- **INSTRUCTIONS TO FOLLOW**:
Identify every line containing the word "Cincinnati" and reproduce each one.

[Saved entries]
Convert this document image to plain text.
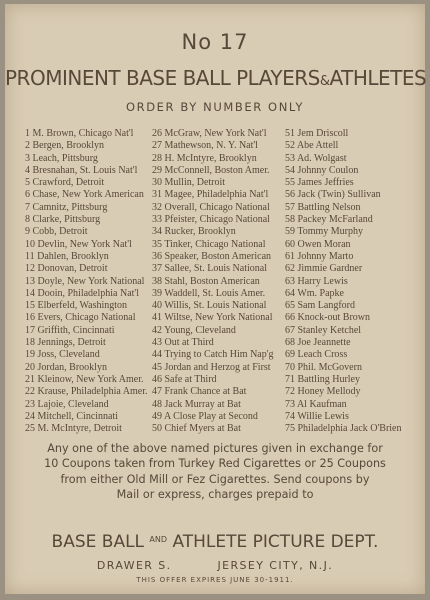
No 17
PROMINENT BASE BALL PLAYERS&ATHLETES
ORDER BY NUMBER ONLY
1 M. Brown, Chicago Nat'l
2 Bergen, Brooklyn
3 Leach, Pittsburg
4 Bresnahan, St. Louis Nat'l
5 Crawford, Detroit
6 Chase, New York American
7 Camnitz, Pittsburg
8 Clarke, Pittsburg
9 Cobb, Detroit
10 Devlin, New York Nat'l
11 Dahlen, Brooklyn
12 Donovan, Detroit
13 Doyle, New York National
14 Dooin, Philadelphia Nat'l
15 Elberfeld, Washington
16 Evers, Chicago National
17 Griffith, Cincinnati
18 Jennings, Detroit
19 Joss, Cleveland
20 Jordan, Brooklyn
21 Kleinow, New York Amer.
22 Krause, Philadelphia Amer.
23 Lajoie, Cleveland
24 Mitchell, Cincinnati
25 M. McIntyre, Detroit
26 McGraw, New York Nat'l
27 Mathewson, N. Y. Nat'l
28 H. McIntyre, Brooklyn
29 McConnell, Boston Amer.
30 Mullin, Detroit
31 Magee, Philadelphia Nat'l
32 Overall, Chicago National
33 Pfeister, Chicago National
34 Rucker, Brooklyn
35 Tinker, Chicago National
36 Speaker, Boston American
37 Sallee, St. Louis National
38 Stahl, Boston American
39 Waddell, St. Louis Amer.
40 Willis, St. Louis National
41 Wiltse, New York National
42 Young, Cleveland
43 Out at Third
44 Trying to Catch Him Nap'g
45 Jordan and Herzog at First
46 Safe at Third
47 Frank Chance at Bat
48 Jack Murray at Bat
49 A Close Play at Second
50 Chief Myers at Bat
51 Jem Driscoll
52 Abe Attell
53 Ad. Wolgast
54 Johnny Coulon
55 James Jeffries
56 Jack (Twin) Sullivan
57 Battling Nelson
58 Packey McFarland
59 Tommy Murphy
60 Owen Moran
61 Johnny Marto
62 Jimmie Gardner
63 Harry Lewis
64 Wm. Papke
65 Sam Langford
66 Knock-out Brown
67 Stanley Ketchel
68 Joe Jeannette
69 Leach Cross
70 Phil. McGovern
71 Battling Hurley
72 Honey Mellody
73 Al Kaufman
74 Willie Lewis
75 Philadelphia Jack O'Brien
Any one of the above named pictures given in exchange for
10 Coupons taken from Turkey Red Cigarettes or 25 Coupons
from either Old Mill or Fez Cigarettes. Send coupons by
Mail or express, charges prepaid to
BASE BALL $^{AND}$ ATHLETE PICTURE DEPT.
DRAWER S.	JERSEY CITY, N.J.
THIS OFFER EXPIRES JUNE 30-1911.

- **FINISHED EXERCISE**:
17 Griffith, Cincinnati
24 Mitchell, Cincinnati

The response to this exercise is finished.